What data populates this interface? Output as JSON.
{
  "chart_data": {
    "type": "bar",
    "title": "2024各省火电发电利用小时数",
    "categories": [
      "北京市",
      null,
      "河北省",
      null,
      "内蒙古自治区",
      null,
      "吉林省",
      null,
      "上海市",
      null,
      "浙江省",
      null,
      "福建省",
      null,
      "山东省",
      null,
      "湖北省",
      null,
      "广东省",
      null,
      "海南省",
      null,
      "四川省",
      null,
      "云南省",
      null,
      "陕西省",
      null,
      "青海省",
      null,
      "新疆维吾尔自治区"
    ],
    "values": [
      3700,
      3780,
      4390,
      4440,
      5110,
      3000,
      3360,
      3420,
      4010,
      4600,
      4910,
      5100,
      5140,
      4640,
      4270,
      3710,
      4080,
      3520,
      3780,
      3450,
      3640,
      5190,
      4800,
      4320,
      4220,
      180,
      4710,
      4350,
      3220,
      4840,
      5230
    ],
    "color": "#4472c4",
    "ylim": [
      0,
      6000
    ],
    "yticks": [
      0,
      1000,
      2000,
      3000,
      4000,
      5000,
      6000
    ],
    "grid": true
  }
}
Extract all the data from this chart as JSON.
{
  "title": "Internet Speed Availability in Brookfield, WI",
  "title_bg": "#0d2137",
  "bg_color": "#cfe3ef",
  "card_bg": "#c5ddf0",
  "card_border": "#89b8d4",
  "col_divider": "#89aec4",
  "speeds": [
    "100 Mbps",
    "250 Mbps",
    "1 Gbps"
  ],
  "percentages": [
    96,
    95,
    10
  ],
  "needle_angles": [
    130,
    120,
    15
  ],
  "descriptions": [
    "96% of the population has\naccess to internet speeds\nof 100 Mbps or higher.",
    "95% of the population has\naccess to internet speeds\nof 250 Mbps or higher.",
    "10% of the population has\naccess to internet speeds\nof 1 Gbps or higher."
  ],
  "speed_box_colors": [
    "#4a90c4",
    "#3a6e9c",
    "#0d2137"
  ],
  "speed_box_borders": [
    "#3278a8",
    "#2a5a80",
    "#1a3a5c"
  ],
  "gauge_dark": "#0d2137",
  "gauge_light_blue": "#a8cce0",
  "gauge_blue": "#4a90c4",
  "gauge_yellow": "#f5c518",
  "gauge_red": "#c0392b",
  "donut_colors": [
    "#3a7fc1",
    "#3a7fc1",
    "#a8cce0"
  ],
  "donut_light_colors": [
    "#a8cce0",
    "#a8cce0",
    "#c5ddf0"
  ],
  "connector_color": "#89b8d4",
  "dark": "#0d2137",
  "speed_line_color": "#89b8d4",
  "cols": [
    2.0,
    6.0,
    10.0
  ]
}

Task details:
Write out the entries above once more, without altering anything.

Correct answer:
What data populates this interface? Output as JSON.
{
  "chart_data": {
    "type": "bar",
    "title": "2024各省火电发电利用小时数",
    "categories": [
      "北京市",
      null,
      "河北省",
      null,
      "内蒙古自治区",
      null,
      "吉林省",
      null,
      "上海市",
      null,
      "浙江省",
      null,
      "福建省",
      null,
      "山东省",
      null,
      "湖北省",
      null,
      "广东省",
      null,
      "海南省",
      null,
      "四川省",
      null,
      "云南省",
      null,
      "陕西省",
      null,
      "青海省",
      null,
      "新疆维吾尔自治区"
    ],
    "values": [
      3700,
      3780,
      4390,
      4440,
      5110,
      3000,
      3360,
      3420,
      4010,
      4600,
      4910,
      5100,
      5140,
      4640,
      4270,
      3710,
      4080,
      3520,
      3780,
      3450,
      3640,
      5190,
      4800,
      4320,
      4220,
      180,
      4710,
      4350,
      3220,
      4840,
      5230
    ],
    "color": "#4472c4",
    "ylim": [
      0,
      6000
    ],
    "yticks": [
      0,
      1000,
      2000,
      3000,
      4000,
      5000,
      6000
    ],
    "grid": true
  }
}
Extract all the data from this chart as JSON.
{
  "title": "Internet Speed Availability in Brookfield, WI",
  "title_bg": "#0d2137",
  "bg_color": "#cfe3ef",
  "card_bg": "#c5ddf0",
  "card_border": "#89b8d4",
  "col_divider": "#89aec4",
  "speeds": [
    "100 Mbps",
    "250 Mbps",
    "1 Gbps"
  ],
  "percentages": [
    96,
    95,
    10
  ],
  "needle_angles": [
    130,
    120,
    15
  ],
  "descriptions": [
    "96% of the population has\naccess to internet speeds\nof 100 Mbps or higher.",
    "95% of the population has\naccess to internet speeds\nof 250 Mbps or higher.",
    "10% of the population has\naccess to internet speeds\nof 1 Gbps or higher."
  ],
  "speed_box_colors": [
    "#4a90c4",
    "#3a6e9c",
    "#0d2137"
  ],
  "speed_box_borders": [
    "#3278a8",
    "#2a5a80",
    "#1a3a5c"
  ],
  "gauge_dark": "#0d2137",
  "gauge_light_blue": "#a8cce0",
  "gauge_blue": "#4a90c4",
  "gauge_yellow": "#f5c518",
  "gauge_red": "#c0392b",
  "donut_colors": [
    "#3a7fc1",
    "#3a7fc1",
    "#a8cce0"
  ],
  "donut_light_colors": [
    "#a8cce0",
    "#a8cce0",
    "#c5ddf0"
  ],
  "connector_color": "#89b8d4",
  "dark": "#0d2137",
  "speed_line_color": "#89b8d4",
  "cols": [
    2.0,
    6.0,
    10.0
  ]
}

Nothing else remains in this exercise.